> **Stated exercise**
Return the line containing "Transcribe the text in this document." and all lines after it exactly; stop at the end of the material.

━━━━━ Source records ━━━━━

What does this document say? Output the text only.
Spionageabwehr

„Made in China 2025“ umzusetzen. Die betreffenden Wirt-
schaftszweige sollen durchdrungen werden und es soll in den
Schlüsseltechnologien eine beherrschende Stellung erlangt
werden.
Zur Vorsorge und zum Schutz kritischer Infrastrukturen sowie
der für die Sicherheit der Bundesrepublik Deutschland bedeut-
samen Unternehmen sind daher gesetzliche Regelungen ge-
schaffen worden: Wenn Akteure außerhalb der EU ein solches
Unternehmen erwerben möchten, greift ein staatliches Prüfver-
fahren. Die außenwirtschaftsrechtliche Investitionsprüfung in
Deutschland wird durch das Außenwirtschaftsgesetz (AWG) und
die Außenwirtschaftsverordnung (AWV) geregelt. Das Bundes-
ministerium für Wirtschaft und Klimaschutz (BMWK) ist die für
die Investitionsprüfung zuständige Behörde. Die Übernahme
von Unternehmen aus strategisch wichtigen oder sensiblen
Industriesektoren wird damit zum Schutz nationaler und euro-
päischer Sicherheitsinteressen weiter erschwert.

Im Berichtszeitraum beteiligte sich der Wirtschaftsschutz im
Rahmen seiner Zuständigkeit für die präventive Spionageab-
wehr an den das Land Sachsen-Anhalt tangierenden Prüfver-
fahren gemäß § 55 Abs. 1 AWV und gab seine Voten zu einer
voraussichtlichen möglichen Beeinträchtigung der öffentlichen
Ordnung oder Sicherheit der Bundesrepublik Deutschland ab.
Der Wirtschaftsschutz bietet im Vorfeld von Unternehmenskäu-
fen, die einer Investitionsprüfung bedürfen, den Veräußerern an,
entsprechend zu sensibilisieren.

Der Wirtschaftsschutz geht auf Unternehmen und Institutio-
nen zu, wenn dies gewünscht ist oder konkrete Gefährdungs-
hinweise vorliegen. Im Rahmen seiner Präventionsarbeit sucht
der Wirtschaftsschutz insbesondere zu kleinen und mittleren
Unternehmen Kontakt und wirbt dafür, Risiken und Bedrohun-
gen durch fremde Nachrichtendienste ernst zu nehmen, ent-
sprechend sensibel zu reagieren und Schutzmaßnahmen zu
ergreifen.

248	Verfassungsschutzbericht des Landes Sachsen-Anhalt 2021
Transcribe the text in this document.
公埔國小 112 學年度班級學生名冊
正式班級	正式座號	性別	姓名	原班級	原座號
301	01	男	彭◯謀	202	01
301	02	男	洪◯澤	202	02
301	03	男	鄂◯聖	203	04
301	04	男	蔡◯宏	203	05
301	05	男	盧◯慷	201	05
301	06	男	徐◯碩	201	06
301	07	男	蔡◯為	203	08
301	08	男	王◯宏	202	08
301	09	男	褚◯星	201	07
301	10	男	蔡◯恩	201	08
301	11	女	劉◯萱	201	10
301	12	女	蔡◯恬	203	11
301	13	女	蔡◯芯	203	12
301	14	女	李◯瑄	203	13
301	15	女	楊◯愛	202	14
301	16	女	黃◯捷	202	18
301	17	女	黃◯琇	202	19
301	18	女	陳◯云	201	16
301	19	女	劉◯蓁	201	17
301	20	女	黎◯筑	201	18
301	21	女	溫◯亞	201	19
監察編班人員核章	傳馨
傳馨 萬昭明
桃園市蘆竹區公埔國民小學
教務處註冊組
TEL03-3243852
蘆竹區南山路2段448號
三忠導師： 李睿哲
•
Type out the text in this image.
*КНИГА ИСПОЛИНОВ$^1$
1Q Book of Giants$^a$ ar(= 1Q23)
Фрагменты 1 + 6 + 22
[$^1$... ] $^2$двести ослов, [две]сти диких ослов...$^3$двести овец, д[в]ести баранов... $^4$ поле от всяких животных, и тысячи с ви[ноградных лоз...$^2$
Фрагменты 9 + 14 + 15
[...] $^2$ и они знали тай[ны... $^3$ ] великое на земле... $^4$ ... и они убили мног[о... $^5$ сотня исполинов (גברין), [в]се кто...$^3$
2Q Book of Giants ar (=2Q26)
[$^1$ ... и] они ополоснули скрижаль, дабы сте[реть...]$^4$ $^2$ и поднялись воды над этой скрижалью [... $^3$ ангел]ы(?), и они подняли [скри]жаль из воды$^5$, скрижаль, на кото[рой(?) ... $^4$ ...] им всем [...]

━━━━━

> **Complete answer**
Transcribe the text in this document.
公埔國小 112 學年度班級學生名冊
正式班級	正式座號	性別	姓名	原班級	原座號
301	01	男	彭◯謀	202	01
301	02	男	洪◯澤	202	02
301	03	男	鄂◯聖	203	04
301	04	男	蔡◯宏	203	05
301	05	男	盧◯慷	201	05
301	06	男	徐◯碩	201	06
301	07	男	蔡◯為	203	08
301	08	男	王◯宏	202	08
301	09	男	褚◯星	201	07
301	10	男	蔡◯恩	201	08
301	11	女	劉◯萱	201	10
301	12	女	蔡◯恬	203	11
301	13	女	蔡◯芯	203	12
301	14	女	李◯瑄	203	13
301	15	女	楊◯愛	202	14
301	16	女	黃◯捷	202	18
301	17	女	黃◯琇	202	19
301	18	女	陳◯云	201	16
301	19	女	劉◯蓁	201	17
301	20	女	黎◯筑	201	18
301	21	女	溫◯亞	201	19
監察編班人員核章	傳馨
傳馨 萬昭明
桃園市蘆竹區公埔國民小學
教務處註冊組
TEL03-3243852
蘆竹區南山路2段448號
三忠導師： 李睿哲
•
Type out the text in this image.
*КНИГА ИСПОЛИНОВ$^1$
1Q Book of Giants$^a$ ar(= 1Q23)
Фрагменты 1 + 6 + 22
[$^1$... ] $^2$двести ослов, [две]сти диких ослов...$^3$двести овец, д[в]ести баранов... $^4$ поле от всяких животных, и тысячи с ви[ноградных лоз...$^2$
Фрагменты 9 + 14 + 15
[...] $^2$ и они знали тай[ны... $^3$ ] великое на земле... $^4$ ... и они убили мног[о... $^5$ сотня исполинов (גברין), [в]се кто...$^3$
2Q Book of Giants ar (=2Q26)
[$^1$ ... и] они ополоснули скрижаль, дабы сте[реть...]$^4$ $^2$ и поднялись воды над этой скрижалью [... $^3$ ангел]ы(?), и они подняли [скри]жаль из воды$^5$, скрижаль, на кото[рой(?) ... $^4$ ...] им всем [...]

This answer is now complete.